» **WRITTEN INSTRUCTION**: Search the records that follow and extract every line containing the string "senior".

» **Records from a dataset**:
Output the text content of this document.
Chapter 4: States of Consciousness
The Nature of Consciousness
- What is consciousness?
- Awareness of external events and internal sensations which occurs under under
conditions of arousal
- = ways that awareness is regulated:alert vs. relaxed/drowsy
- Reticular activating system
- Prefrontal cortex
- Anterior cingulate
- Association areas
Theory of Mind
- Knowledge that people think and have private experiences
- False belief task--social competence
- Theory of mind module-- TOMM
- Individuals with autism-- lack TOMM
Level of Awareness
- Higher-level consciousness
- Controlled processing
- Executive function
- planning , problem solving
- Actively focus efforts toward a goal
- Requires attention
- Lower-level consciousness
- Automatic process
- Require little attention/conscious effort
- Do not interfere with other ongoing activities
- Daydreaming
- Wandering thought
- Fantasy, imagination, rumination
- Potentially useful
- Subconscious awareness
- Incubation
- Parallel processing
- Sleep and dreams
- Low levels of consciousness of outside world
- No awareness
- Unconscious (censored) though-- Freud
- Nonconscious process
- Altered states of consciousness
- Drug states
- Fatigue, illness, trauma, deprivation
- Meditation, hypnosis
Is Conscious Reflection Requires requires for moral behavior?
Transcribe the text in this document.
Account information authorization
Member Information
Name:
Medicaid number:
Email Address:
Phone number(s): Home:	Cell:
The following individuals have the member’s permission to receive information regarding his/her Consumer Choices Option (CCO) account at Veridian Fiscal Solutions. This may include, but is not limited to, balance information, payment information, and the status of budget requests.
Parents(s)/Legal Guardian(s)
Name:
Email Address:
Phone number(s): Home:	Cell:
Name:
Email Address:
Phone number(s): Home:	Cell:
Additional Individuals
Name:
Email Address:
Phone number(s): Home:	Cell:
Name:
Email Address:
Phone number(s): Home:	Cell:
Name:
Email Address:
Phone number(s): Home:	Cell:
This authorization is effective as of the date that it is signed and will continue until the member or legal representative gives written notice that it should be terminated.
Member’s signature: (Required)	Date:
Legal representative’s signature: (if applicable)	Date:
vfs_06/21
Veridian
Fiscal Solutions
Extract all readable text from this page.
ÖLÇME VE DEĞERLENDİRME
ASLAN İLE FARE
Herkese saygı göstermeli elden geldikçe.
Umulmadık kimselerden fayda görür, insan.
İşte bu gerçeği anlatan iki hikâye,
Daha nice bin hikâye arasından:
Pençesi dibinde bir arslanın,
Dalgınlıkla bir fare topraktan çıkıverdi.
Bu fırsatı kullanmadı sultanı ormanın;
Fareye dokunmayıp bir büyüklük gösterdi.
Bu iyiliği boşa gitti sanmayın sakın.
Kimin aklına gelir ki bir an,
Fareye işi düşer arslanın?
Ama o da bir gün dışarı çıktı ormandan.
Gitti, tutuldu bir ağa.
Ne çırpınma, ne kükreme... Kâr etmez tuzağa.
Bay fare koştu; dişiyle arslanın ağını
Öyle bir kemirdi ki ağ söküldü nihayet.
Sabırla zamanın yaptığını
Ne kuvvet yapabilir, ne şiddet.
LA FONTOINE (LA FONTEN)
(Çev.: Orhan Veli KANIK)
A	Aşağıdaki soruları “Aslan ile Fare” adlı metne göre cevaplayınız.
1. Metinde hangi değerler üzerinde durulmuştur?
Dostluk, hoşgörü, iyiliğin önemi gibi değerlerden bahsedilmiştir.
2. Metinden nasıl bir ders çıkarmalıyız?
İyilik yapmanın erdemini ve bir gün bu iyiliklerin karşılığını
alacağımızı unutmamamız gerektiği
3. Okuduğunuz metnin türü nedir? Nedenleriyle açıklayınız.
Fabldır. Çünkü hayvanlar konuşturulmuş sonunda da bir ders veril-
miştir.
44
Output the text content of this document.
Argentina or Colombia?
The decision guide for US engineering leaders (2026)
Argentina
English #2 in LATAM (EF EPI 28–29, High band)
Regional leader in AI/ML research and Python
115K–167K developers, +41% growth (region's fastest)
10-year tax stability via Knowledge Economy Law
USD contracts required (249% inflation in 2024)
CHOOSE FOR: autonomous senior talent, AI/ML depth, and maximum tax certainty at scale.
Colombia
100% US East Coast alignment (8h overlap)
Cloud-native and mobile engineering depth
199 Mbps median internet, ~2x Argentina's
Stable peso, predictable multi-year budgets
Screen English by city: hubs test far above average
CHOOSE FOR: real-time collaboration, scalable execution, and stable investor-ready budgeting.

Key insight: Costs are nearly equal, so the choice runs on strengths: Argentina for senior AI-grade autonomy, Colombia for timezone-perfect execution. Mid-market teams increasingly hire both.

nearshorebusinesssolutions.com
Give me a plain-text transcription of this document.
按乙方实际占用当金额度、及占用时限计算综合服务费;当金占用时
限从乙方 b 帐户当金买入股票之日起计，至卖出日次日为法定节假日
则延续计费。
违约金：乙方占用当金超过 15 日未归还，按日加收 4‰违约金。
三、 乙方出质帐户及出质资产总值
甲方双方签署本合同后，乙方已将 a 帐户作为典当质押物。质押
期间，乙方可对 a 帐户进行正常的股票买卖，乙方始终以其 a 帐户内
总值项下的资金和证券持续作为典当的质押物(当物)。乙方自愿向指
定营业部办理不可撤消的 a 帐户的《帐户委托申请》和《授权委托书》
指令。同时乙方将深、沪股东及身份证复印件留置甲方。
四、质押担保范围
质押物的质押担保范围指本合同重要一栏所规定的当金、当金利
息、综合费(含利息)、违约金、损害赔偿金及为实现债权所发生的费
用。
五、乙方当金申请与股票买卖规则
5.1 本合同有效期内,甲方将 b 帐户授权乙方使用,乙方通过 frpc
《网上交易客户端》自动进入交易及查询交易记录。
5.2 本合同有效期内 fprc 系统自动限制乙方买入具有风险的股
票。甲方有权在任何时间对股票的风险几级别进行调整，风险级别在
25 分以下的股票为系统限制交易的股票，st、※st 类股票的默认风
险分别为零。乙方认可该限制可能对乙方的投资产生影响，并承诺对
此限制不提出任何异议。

» **RESULT BELOW**:
CHOOSE FOR: autonomous senior talent, AI/ML depth, and maximum tax certainty at scale.
Key insight: Costs are nearly equal, so the choice runs on strengths: Argentina for senior AI-grade autonomy, Colombia for timezone-perfect execution. Mid-market teams increasingly hire both.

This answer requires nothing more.